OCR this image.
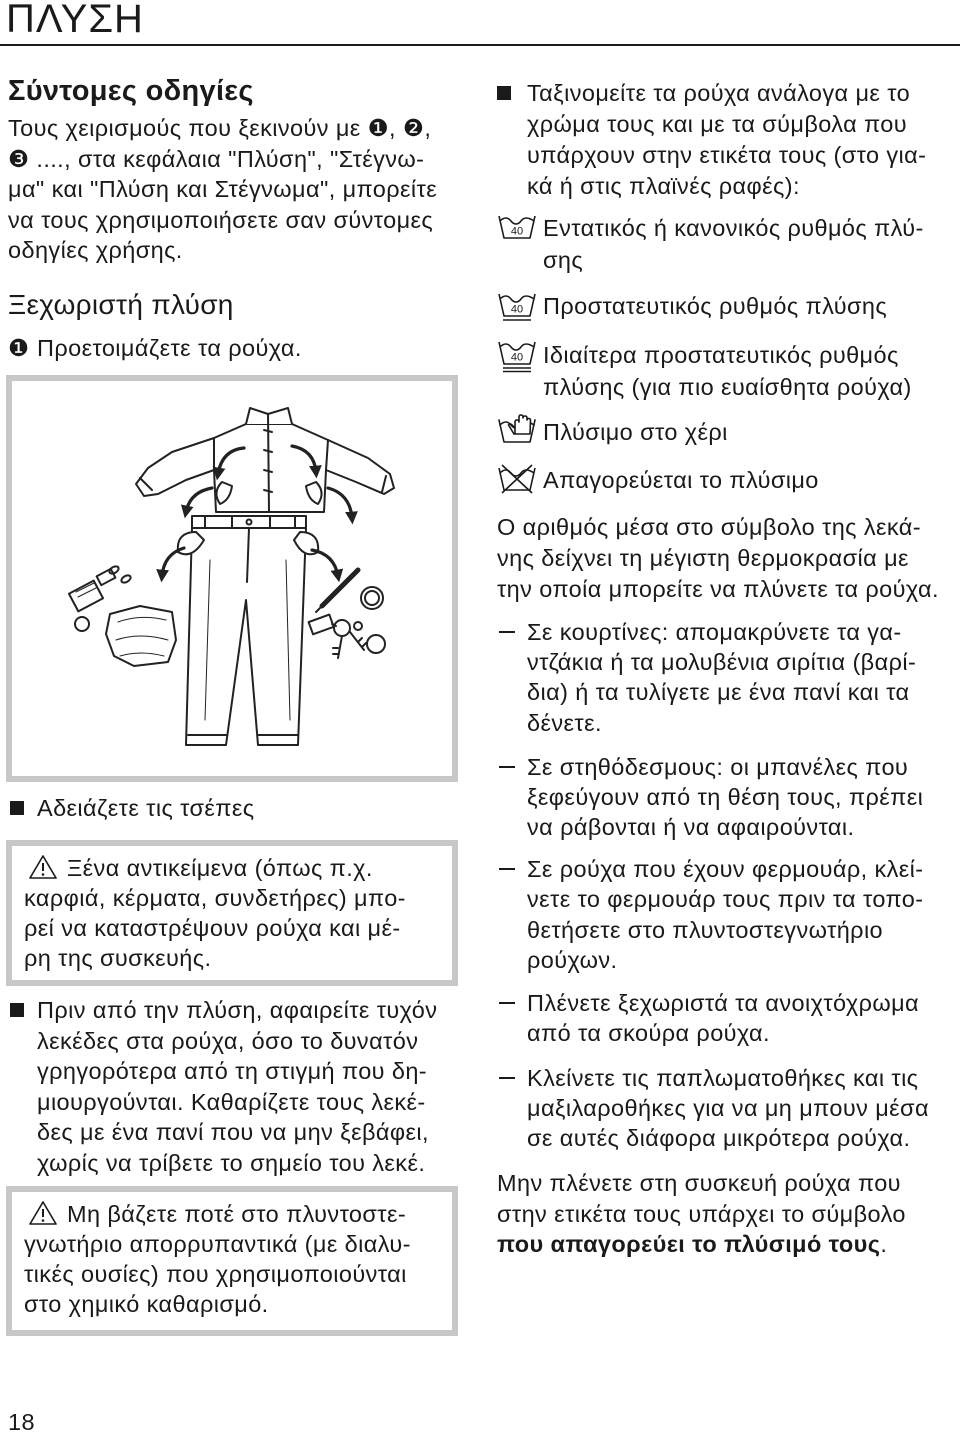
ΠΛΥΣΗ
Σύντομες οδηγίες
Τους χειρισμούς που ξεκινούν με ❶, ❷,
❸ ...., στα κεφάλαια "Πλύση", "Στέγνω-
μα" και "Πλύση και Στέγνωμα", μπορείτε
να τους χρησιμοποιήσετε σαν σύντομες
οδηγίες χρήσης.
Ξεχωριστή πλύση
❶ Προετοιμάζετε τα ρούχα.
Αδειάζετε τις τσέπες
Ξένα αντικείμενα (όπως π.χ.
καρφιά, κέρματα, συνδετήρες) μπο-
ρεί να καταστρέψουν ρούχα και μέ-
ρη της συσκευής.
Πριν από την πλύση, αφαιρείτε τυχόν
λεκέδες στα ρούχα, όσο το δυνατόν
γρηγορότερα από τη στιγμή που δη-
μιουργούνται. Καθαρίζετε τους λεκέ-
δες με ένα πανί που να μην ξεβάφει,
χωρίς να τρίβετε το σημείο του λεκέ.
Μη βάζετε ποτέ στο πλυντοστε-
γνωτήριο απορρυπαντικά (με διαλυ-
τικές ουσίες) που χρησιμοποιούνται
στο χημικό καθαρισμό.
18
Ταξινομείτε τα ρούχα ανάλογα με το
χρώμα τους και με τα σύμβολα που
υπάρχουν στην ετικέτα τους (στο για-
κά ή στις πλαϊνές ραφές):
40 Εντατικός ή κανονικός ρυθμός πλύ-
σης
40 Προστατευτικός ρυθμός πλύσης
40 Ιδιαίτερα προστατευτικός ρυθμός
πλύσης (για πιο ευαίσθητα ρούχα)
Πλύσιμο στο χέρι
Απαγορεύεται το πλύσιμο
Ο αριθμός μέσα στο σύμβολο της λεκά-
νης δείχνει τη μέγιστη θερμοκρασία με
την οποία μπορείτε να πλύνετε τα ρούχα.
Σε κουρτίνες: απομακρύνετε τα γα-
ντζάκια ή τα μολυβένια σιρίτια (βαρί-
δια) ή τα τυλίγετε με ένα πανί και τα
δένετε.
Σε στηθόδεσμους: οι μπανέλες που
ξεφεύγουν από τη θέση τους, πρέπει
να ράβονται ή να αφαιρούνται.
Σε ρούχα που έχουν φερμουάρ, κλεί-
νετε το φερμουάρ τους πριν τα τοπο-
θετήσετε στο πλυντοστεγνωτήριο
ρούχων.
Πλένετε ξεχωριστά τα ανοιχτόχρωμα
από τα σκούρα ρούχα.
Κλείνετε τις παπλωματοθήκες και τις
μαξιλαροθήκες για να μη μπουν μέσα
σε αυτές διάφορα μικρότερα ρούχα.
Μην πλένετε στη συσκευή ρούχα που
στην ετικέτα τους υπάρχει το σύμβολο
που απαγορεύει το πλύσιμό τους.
* * *
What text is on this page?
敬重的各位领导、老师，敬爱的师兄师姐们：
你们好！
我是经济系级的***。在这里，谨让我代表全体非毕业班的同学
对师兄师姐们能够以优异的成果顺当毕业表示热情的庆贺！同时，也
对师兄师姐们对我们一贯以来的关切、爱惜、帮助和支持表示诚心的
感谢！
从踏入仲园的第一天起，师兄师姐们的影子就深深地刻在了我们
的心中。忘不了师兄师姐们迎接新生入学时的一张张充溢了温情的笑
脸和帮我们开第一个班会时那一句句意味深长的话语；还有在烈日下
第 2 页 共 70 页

EXERCISE DETAILS: Copy each line from the records above that includes the string "μπορείτε".

RESPONSE:
μα" και "Πλύση και Στέγνωμα", μπορείτε
την οποία μπορείτε να πλύνετε τα ρούχα.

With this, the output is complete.